**Assignment**
The required output is the whole listing below, unchanged.

**Dataset records**
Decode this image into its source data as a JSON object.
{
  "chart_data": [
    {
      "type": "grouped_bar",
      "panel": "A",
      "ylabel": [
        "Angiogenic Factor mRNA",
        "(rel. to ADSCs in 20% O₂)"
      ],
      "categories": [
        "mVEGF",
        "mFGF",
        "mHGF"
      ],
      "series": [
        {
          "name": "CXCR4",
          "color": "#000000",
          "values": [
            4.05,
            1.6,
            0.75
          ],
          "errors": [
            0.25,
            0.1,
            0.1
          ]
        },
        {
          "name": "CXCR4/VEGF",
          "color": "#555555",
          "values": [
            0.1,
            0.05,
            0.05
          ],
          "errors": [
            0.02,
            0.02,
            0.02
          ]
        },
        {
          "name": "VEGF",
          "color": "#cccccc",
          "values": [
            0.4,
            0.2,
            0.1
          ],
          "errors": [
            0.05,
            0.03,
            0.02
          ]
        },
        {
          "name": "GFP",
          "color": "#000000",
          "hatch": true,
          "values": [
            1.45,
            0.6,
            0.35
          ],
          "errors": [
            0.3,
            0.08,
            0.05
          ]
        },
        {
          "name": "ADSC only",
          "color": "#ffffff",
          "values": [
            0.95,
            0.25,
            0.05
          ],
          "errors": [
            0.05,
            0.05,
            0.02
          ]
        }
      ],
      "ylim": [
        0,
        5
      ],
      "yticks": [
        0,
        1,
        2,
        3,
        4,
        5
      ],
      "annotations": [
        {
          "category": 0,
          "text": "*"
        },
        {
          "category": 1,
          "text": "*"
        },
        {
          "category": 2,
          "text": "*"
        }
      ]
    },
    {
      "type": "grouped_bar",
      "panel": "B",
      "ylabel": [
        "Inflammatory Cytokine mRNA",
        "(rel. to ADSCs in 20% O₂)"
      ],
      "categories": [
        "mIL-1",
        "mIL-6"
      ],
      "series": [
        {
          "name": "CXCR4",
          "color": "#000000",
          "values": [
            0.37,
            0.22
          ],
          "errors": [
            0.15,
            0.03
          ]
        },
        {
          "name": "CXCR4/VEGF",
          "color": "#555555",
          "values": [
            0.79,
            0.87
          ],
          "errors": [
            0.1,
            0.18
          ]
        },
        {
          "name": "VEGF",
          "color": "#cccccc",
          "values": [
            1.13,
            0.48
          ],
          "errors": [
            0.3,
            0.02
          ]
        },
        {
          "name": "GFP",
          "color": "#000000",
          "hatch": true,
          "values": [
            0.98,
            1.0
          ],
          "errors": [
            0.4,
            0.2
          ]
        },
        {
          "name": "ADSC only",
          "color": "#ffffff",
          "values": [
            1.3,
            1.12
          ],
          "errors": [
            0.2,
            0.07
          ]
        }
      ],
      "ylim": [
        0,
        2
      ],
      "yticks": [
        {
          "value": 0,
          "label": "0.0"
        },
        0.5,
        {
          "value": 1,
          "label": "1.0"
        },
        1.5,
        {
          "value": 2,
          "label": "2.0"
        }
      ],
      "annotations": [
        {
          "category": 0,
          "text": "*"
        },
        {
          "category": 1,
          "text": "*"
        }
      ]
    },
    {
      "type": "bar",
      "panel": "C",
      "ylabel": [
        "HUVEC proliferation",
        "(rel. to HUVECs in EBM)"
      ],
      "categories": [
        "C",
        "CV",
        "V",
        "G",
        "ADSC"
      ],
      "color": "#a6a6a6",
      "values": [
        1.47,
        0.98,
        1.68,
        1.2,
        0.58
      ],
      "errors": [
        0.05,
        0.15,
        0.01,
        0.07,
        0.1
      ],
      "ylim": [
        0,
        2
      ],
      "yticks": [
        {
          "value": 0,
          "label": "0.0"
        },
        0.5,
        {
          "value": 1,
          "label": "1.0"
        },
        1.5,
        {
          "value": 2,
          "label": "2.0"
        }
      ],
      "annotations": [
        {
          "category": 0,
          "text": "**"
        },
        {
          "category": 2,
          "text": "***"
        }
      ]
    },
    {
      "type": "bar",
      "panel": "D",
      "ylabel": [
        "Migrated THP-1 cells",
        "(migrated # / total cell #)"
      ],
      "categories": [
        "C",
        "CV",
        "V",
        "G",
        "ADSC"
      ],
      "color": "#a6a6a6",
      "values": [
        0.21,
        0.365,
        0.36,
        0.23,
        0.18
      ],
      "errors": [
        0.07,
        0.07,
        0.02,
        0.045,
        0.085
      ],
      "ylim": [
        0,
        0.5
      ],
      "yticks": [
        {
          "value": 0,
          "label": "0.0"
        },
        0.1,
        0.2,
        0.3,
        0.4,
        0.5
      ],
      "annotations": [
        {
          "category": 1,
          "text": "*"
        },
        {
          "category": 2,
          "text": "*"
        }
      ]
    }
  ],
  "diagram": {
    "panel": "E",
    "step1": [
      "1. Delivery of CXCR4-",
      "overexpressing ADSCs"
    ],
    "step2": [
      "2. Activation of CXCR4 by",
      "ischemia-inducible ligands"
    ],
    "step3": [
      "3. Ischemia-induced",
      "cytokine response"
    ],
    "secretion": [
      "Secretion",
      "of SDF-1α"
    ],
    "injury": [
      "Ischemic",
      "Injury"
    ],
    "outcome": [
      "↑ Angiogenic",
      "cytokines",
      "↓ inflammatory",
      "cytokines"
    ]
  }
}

**The completed task**
Decode this image into its source data as a JSON object.
{
  "chart_data": [
    {
      "type": "grouped_bar",
      "panel": "A",
      "ylabel": [
        "Angiogenic Factor mRNA",
        "(rel. to ADSCs in 20% O₂)"
      ],
      "categories": [
        "mVEGF",
        "mFGF",
        "mHGF"
      ],
      "series": [
        {
          "name": "CXCR4",
          "color": "#000000",
          "values": [
            4.05,
            1.6,
            0.75
          ],
          "errors": [
            0.25,
            0.1,
            0.1
          ]
        },
        {
          "name": "CXCR4/VEGF",
          "color": "#555555",
          "values": [
            0.1,
            0.05,
            0.05
          ],
          "errors": [
            0.02,
            0.02,
            0.02
          ]
        },
        {
          "name": "VEGF",
          "color": "#cccccc",
          "values": [
            0.4,
            0.2,
            0.1
          ],
          "errors": [
            0.05,
            0.03,
            0.02
          ]
        },
        {
          "name": "GFP",
          "color": "#000000",
          "hatch": true,
          "values": [
            1.45,
            0.6,
            0.35
          ],
          "errors": [
            0.3,
            0.08,
            0.05
          ]
        },
        {
          "name": "ADSC only",
          "color": "#ffffff",
          "values": [
            0.95,
            0.25,
            0.05
          ],
          "errors": [
            0.05,
            0.05,
            0.02
          ]
        }
      ],
      "ylim": [
        0,
        5
      ],
      "yticks": [
        0,
        1,
        2,
        3,
        4,
        5
      ],
      "annotations": [
        {
          "category": 0,
          "text": "*"
        },
        {
          "category": 1,
          "text": "*"
        },
        {
          "category": 2,
          "text": "*"
        }
      ]
    },
    {
      "type": "grouped_bar",
      "panel": "B",
      "ylabel": [
        "Inflammatory Cytokine mRNA",
        "(rel. to ADSCs in 20% O₂)"
      ],
      "categories": [
        "mIL-1",
        "mIL-6"
      ],
      "series": [
        {
          "name": "CXCR4",
          "color": "#000000",
          "values": [
            0.37,
            0.22
          ],
          "errors": [
            0.15,
            0.03
          ]
        },
        {
          "name": "CXCR4/VEGF",
          "color": "#555555",
          "values": [
            0.79,
            0.87
          ],
          "errors": [
            0.1,
            0.18
          ]
        },
        {
          "name": "VEGF",
          "color": "#cccccc",
          "values": [
            1.13,
            0.48
          ],
          "errors": [
            0.3,
            0.02
          ]
        },
        {
          "name": "GFP",
          "color": "#000000",
          "hatch": true,
          "values": [
            0.98,
            1.0
          ],
          "errors": [
            0.4,
            0.2
          ]
        },
        {
          "name": "ADSC only",
          "color": "#ffffff",
          "values": [
            1.3,
            1.12
          ],
          "errors": [
            0.2,
            0.07
          ]
        }
      ],
      "ylim": [
        0,
        2
      ],
      "yticks": [
        {
          "value": 0,
          "label": "0.0"
        },
        0.5,
        {
          "value": 1,
          "label": "1.0"
        },
        1.5,
        {
          "value": 2,
          "label": "2.0"
        }
      ],
      "annotations": [
        {
          "category": 0,
          "text": "*"
        },
        {
          "category": 1,
          "text": "*"
        }
      ]
    },
    {
      "type": "bar",
      "panel": "C",
      "ylabel": [
        "HUVEC proliferation",
        "(rel. to HUVECs in EBM)"
      ],
      "categories": [
        "C",
        "CV",
        "V",
        "G",
        "ADSC"
      ],
      "color": "#a6a6a6",
      "values": [
        1.47,
        0.98,
        1.68,
        1.2,
        0.58
      ],
      "errors": [
        0.05,
        0.15,
        0.01,
        0.07,
        0.1
      ],
      "ylim": [
        0,
        2
      ],
      "yticks": [
        {
          "value": 0,
          "label": "0.0"
        },
        0.5,
        {
          "value": 1,
          "label": "1.0"
        },
        1.5,
        {
          "value": 2,
          "label": "2.0"
        }
      ],
      "annotations": [
        {
          "category": 0,
          "text": "**"
        },
        {
          "category": 2,
          "text": "***"
        }
      ]
    },
    {
      "type": "bar",
      "panel": "D",
      "ylabel": [
        "Migrated THP-1 cells",
        "(migrated # / total cell #)"
      ],
      "categories": [
        "C",
        "CV",
        "V",
        "G",
        "ADSC"
      ],
      "color": "#a6a6a6",
      "values": [
        0.21,
        0.365,
        0.36,
        0.23,
        0.18
      ],
      "errors": [
        0.07,
        0.07,
        0.02,
        0.045,
        0.085
      ],
      "ylim": [
        0,
        0.5
      ],
      "yticks": [
        {
          "value": 0,
          "label": "0.0"
        },
        0.1,
        0.2,
        0.3,
        0.4,
        0.5
      ],
      "annotations": [
        {
          "category": 1,
          "text": "*"
        },
        {
          "category": 2,
          "text": "*"
        }
      ]
    }
  ],
  "diagram": {
    "panel": "E",
    "step1": [
      "1. Delivery of CXCR4-",
      "overexpressing ADSCs"
    ],
    "step2": [
      "2. Activation of CXCR4 by",
      "ischemia-inducible ligands"
    ],
    "step3": [
      "3. Ischemia-induced",
      "cytokine response"
    ],
    "secretion": [
      "Secretion",
      "of SDF-1α"
    ],
    "injury": [
      "Ischemic",
      "Injury"
    ],
    "outcome": [
      "↑ Angiogenic",
      "cytokines",
      "↓ inflammatory",
      "cytokines"
    ]
  }
}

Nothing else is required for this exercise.